Task brief » Would you write out the entries below, every one of them, exactly?

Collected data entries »
━━━━━━━━━━━━━━━━━━━━
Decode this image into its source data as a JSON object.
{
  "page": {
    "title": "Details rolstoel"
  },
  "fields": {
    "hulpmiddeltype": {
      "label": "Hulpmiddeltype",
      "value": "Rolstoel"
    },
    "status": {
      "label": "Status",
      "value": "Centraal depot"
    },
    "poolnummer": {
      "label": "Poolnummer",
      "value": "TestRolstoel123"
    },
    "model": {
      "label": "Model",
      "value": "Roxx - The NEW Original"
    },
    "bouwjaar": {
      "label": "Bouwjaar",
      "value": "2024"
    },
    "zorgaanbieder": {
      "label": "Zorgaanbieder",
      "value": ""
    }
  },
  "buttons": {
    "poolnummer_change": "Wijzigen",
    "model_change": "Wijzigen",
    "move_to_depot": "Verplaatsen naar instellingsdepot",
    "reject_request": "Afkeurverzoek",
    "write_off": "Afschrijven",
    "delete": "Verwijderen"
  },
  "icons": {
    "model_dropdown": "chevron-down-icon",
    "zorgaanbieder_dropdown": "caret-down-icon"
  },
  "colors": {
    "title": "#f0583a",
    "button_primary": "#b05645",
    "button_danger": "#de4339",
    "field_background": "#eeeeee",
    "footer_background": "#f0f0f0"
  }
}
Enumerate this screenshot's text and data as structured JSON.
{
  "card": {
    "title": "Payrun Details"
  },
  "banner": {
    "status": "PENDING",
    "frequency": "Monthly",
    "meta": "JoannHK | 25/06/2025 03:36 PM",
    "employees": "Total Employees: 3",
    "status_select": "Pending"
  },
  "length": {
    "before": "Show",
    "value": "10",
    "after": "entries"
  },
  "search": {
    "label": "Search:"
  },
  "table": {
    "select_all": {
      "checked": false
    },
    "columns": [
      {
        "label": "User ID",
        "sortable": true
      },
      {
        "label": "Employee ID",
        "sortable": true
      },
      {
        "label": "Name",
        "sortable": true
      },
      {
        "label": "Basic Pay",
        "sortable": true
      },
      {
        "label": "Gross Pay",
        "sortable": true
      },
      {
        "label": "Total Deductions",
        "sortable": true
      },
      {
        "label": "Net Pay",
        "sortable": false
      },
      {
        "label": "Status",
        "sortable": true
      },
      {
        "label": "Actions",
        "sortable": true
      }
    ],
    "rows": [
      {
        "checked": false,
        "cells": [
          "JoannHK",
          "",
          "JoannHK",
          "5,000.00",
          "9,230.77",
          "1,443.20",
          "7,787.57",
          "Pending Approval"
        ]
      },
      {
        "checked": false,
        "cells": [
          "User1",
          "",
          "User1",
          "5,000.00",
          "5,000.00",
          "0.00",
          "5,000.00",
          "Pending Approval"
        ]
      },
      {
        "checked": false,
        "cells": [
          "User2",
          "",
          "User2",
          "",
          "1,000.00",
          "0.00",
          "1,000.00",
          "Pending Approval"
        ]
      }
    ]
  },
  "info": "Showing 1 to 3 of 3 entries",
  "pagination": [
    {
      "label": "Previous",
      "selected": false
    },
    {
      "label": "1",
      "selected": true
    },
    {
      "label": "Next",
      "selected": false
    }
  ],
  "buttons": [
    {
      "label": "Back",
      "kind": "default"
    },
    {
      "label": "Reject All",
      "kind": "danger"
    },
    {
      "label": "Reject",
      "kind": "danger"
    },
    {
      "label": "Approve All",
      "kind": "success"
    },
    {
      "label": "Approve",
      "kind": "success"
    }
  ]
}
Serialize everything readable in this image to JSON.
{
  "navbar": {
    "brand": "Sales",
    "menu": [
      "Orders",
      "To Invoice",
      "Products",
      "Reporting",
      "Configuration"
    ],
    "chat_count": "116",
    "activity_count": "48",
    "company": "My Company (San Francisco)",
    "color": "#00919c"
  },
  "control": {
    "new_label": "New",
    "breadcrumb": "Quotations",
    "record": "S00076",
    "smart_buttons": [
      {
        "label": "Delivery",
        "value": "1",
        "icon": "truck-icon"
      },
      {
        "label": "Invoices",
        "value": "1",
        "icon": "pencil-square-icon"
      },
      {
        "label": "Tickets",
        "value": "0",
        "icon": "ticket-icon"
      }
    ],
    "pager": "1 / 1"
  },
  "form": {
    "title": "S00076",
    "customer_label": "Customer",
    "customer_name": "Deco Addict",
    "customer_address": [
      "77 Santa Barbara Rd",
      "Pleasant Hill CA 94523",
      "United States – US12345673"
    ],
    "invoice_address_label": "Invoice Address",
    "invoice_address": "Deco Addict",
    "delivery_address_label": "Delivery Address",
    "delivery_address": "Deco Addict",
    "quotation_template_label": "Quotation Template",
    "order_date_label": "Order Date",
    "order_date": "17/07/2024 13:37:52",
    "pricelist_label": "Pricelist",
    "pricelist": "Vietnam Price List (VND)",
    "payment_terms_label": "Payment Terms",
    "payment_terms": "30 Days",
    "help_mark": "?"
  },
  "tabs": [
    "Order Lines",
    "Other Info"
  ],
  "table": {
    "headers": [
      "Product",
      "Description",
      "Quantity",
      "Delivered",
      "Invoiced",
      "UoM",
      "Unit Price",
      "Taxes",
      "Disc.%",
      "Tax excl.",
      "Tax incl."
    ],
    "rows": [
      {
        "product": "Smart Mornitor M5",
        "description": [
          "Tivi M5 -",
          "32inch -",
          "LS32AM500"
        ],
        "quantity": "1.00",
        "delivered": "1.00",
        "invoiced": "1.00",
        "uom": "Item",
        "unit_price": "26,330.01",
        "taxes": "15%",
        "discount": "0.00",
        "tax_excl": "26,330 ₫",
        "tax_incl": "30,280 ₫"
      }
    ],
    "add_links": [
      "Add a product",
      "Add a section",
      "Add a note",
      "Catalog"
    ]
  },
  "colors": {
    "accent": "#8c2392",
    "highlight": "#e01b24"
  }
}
━━━━━━━━━━━━━━━━━━━━
Solution below »
Decode this image into its source data as a JSON object.
{
  "page": {
    "title": "Details rolstoel"
  },
  "fields": {
    "hulpmiddeltype": {
      "label": "Hulpmiddeltype",
      "value": "Rolstoel"
    },
    "status": {
      "label": "Status",
      "value": "Centraal depot"
    },
    "poolnummer": {
      "label": "Poolnummer",
      "value": "TestRolstoel123"
    },
    "model": {
      "label": "Model",
      "value": "Roxx - The NEW Original"
    },
    "bouwjaar": {
      "label": "Bouwjaar",
      "value": "2024"
    },
    "zorgaanbieder": {
      "label": "Zorgaanbieder",
      "value": ""
    }
  },
  "buttons": {
    "poolnummer_change": "Wijzigen",
    "model_change": "Wijzigen",
    "move_to_depot": "Verplaatsen naar instellingsdepot",
    "reject_request": "Afkeurverzoek",
    "write_off": "Afschrijven",
    "delete": "Verwijderen"
  },
  "icons": {
    "model_dropdown": "chevron-down-icon",
    "zorgaanbieder_dropdown": "caret-down-icon"
  },
  "colors": {
    "title": "#f0583a",
    "button_primary": "#b05645",
    "button_danger": "#de4339",
    "field_background": "#eeeeee",
    "footer_background": "#f0f0f0"
  }
}
Enumerate this screenshot's text and data as structured JSON.
{
  "card": {
    "title": "Payrun Details"
  },
  "banner": {
    "status": "PENDING",
    "frequency": "Monthly",
    "meta": "JoannHK | 25/06/2025 03:36 PM",
    "employees": "Total Employees: 3",
    "status_select": "Pending"
  },
  "length": {
    "before": "Show",
    "value": "10",
    "after": "entries"
  },
  "search": {
    "label": "Search:"
  },
  "table": {
    "select_all": {
      "checked": false
    },
    "columns": [
      {
        "label": "User ID",
        "sortable": true
      },
      {
        "label": "Employee ID",
        "sortable": true
      },
      {
        "label": "Name",
        "sortable": true
      },
      {
        "label": "Basic Pay",
        "sortable": true
      },
      {
        "label": "Gross Pay",
        "sortable": true
      },
      {
        "label": "Total Deductions",
        "sortable": true
      },
      {
        "label": "Net Pay",
        "sortable": false
      },
      {
        "label": "Status",
        "sortable": true
      },
      {
        "label": "Actions",
        "sortable": true
      }
    ],
    "rows": [
      {
        "checked": false,
        "cells": [
          "JoannHK",
          "",
          "JoannHK",
          "5,000.00",
          "9,230.77",
          "1,443.20",
          "7,787.57",
          "Pending Approval"
        ]
      },
      {
        "checked": false,
        "cells": [
          "User1",
          "",
          "User1",
          "5,000.00",
          "5,000.00",
          "0.00",
          "5,000.00",
          "Pending Approval"
        ]
      },
      {
        "checked": false,
        "cells": [
          "User2",
          "",
          "User2",
          "",
          "1,000.00",
          "0.00",
          "1,000.00",
          "Pending Approval"
        ]
      }
    ]
  },
  "info": "Showing 1 to 3 of 3 entries",
  "pagination": [
    {
      "label": "Previous",
      "selected": false
    },
    {
      "label": "1",
      "selected": true
    },
    {
      "label": "Next",
      "selected": false
    }
  ],
  "buttons": [
    {
      "label": "Back",
      "kind": "default"
    },
    {
      "label": "Reject All",
      "kind": "danger"
    },
    {
      "label": "Reject",
      "kind": "danger"
    },
    {
      "label": "Approve All",
      "kind": "success"
    },
    {
      "label": "Approve",
      "kind": "success"
    }
  ]
}
Serialize everything readable in this image to JSON.
{
  "navbar": {
    "brand": "Sales",
    "menu": [
      "Orders",
      "To Invoice",
      "Products",
      "Reporting",
      "Configuration"
    ],
    "chat_count": "116",
    "activity_count": "48",
    "company": "My Company (San Francisco)",
    "color": "#00919c"
  },
  "control": {
    "new_label": "New",
    "breadcrumb": "Quotations",
    "record": "S00076",
    "smart_buttons": [
      {
        "label": "Delivery",
        "value": "1",
        "icon": "truck-icon"
      },
      {
        "label": "Invoices",
        "value": "1",
        "icon": "pencil-square-icon"
      },
      {
        "label": "Tickets",
        "value": "0",
        "icon": "ticket-icon"
      }
    ],
    "pager": "1 / 1"
  },
  "form": {
    "title": "S00076",
    "customer_label": "Customer",
    "customer_name": "Deco Addict",
    "customer_address": [
      "77 Santa Barbara Rd",
      "Pleasant Hill CA 94523",
      "United States – US12345673"
    ],
    "invoice_address_label": "Invoice Address",
    "invoice_address": "Deco Addict",
    "delivery_address_label": "Delivery Address",
    "delivery_address": "Deco Addict",
    "quotation_template_label": "Quotation Template",
    "order_date_label": "Order Date",
    "order_date": "17/07/2024 13:37:52",
    "pricelist_label": "Pricelist",
    "pricelist": "Vietnam Price List (VND)",
    "payment_terms_label": "Payment Terms",
    "payment_terms": "30 Days",
    "help_mark": "?"
  },
  "tabs": [
    "Order Lines",
    "Other Info"
  ],
  "table": {
    "headers": [
      "Product",
      "Description",
      "Quantity",
      "Delivered",
      "Invoiced",
      "UoM",
      "Unit Price",
      "Taxes",
      "Disc.%",
      "Tax excl.",
      "Tax incl."
    ],
    "rows": [
      {
        "product": "Smart Mornitor M5",
        "description": [
          "Tivi M5 -",
          "32inch -",
          "LS32AM500"
        ],
        "quantity": "1.00",
        "delivered": "1.00",
        "invoiced": "1.00",
        "uom": "Item",
        "unit_price": "26,330.01",
        "taxes": "15%",
        "discount": "0.00",
        "tax_excl": "26,330 ₫",
        "tax_incl": "30,280 ₫"
      }
    ],
    "add_links": [
      "Add a product",
      "Add a section",
      "Add a note",
      "Catalog"
    ]
  },
  "colors": {
    "accent": "#8c2392",
    "highlight": "#e01b24"
  }
}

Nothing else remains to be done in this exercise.